**Records:**
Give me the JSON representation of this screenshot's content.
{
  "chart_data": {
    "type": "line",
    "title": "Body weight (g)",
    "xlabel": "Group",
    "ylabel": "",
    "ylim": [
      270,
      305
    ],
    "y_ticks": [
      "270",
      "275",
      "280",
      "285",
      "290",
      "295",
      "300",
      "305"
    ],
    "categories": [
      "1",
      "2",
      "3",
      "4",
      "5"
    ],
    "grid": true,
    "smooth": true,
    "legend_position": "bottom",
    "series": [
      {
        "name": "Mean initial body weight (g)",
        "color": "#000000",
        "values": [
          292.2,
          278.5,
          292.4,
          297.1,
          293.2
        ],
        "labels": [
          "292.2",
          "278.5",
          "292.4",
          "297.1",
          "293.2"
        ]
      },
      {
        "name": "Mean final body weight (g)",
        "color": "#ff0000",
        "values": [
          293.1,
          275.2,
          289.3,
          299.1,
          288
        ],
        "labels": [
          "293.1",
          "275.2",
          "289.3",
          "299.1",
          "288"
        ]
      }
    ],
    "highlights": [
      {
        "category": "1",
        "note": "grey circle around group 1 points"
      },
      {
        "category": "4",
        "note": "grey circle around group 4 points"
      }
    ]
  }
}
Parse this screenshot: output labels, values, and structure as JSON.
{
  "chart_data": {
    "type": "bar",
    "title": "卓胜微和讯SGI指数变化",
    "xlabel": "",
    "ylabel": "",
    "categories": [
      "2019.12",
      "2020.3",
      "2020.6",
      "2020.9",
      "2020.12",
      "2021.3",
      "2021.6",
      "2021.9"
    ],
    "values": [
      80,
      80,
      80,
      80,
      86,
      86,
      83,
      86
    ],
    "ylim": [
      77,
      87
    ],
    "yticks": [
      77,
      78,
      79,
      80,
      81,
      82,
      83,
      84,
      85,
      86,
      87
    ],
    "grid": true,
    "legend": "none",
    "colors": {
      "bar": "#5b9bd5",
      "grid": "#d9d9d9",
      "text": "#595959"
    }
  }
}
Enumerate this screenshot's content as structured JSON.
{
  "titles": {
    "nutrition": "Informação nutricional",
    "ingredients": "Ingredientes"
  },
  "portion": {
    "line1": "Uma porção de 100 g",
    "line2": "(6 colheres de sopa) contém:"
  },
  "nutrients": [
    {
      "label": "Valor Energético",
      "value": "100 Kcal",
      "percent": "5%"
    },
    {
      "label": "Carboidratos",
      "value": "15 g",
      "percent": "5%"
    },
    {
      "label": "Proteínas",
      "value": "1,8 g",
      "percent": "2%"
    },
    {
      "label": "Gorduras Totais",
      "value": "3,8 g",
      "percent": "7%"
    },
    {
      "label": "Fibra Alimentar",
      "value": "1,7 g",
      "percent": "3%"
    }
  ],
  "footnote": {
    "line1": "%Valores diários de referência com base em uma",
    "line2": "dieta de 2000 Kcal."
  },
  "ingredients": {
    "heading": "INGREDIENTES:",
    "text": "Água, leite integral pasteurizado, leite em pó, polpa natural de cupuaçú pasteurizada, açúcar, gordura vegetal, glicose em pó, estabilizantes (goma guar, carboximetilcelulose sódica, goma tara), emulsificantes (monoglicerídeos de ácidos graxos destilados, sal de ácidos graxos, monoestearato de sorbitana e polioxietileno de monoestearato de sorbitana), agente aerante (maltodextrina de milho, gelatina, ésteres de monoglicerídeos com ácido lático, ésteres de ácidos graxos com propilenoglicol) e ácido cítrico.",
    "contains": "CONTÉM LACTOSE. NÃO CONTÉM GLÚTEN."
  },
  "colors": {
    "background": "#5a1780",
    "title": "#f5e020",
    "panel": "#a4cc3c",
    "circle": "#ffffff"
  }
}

**GOAL OF THE EXERCISE:**
Copy out the whole listing exactly.

**TASK SOLUTION:**
Give me the JSON representation of this screenshot's content.
{
  "chart_data": {
    "type": "line",
    "title": "Body weight (g)",
    "xlabel": "Group",
    "ylabel": "",
    "ylim": [
      270,
      305
    ],
    "y_ticks": [
      "270",
      "275",
      "280",
      "285",
      "290",
      "295",
      "300",
      "305"
    ],
    "categories": [
      "1",
      "2",
      "3",
      "4",
      "5"
    ],
    "grid": true,
    "smooth": true,
    "legend_position": "bottom",
    "series": [
      {
        "name": "Mean initial body weight (g)",
        "color": "#000000",
        "values": [
          292.2,
          278.5,
          292.4,
          297.1,
          293.2
        ],
        "labels": [
          "292.2",
          "278.5",
          "292.4",
          "297.1",
          "293.2"
        ]
      },
      {
        "name": "Mean final body weight (g)",
        "color": "#ff0000",
        "values": [
          293.1,
          275.2,
          289.3,
          299.1,
          288
        ],
        "labels": [
          "293.1",
          "275.2",
          "289.3",
          "299.1",
          "288"
        ]
      }
    ],
    "highlights": [
      {
        "category": "1",
        "note": "grey circle around group 1 points"
      },
      {
        "category": "4",
        "note": "grey circle around group 4 points"
      }
    ]
  }
}
Parse this screenshot: output labels, values, and structure as JSON.
{
  "chart_data": {
    "type": "bar",
    "title": "卓胜微和讯SGI指数变化",
    "xlabel": "",
    "ylabel": "",
    "categories": [
      "2019.12",
      "2020.3",
      "2020.6",
      "2020.9",
      "2020.12",
      "2021.3",
      "2021.6",
      "2021.9"
    ],
    "values": [
      80,
      80,
      80,
      80,
      86,
      86,
      83,
      86
    ],
    "ylim": [
      77,
      87
    ],
    "yticks": [
      77,
      78,
      79,
      80,
      81,
      82,
      83,
      84,
      85,
      86,
      87
    ],
    "grid": true,
    "legend": "none",
    "colors": {
      "bar": "#5b9bd5",
      "grid": "#d9d9d9",
      "text": "#595959"
    }
  }
}
Enumerate this screenshot's content as structured JSON.
{
  "titles": {
    "nutrition": "Informação nutricional",
    "ingredients": "Ingredientes"
  },
  "portion": {
    "line1": "Uma porção de 100 g",
    "line2": "(6 colheres de sopa) contém:"
  },
  "nutrients": [
    {
      "label": "Valor Energético",
      "value": "100 Kcal",
      "percent": "5%"
    },
    {
      "label": "Carboidratos",
      "value": "15 g",
      "percent": "5%"
    },
    {
      "label": "Proteínas",
      "value": "1,8 g",
      "percent": "2%"
    },
    {
      "label": "Gorduras Totais",
      "value": "3,8 g",
      "percent": "7%"
    },
    {
      "label": "Fibra Alimentar",
      "value": "1,7 g",
      "percent": "3%"
    }
  ],
  "footnote": {
    "line1": "%Valores diários de referência com base em uma",
    "line2": "dieta de 2000 Kcal."
  },
  "ingredients": {
    "heading": "INGREDIENTES:",
    "text": "Água, leite integral pasteurizado, leite em pó, polpa natural de cupuaçú pasteurizada, açúcar, gordura vegetal, glicose em pó, estabilizantes (goma guar, carboximetilcelulose sódica, goma tara), emulsificantes (monoglicerídeos de ácidos graxos destilados, sal de ácidos graxos, monoestearato de sorbitana e polioxietileno de monoestearato de sorbitana), agente aerante (maltodextrina de milho, gelatina, ésteres de monoglicerídeos com ácido lático, ésteres de ácidos graxos com propilenoglicol) e ácido cítrico.",
    "contains": "CONTÉM LACTOSE. NÃO CONTÉM GLÚTEN."
  },
  "colors": {
    "background": "#5a1780",
    "title": "#f5e020",
    "panel": "#a4cc3c",
    "circle": "#ffffff"
  }
}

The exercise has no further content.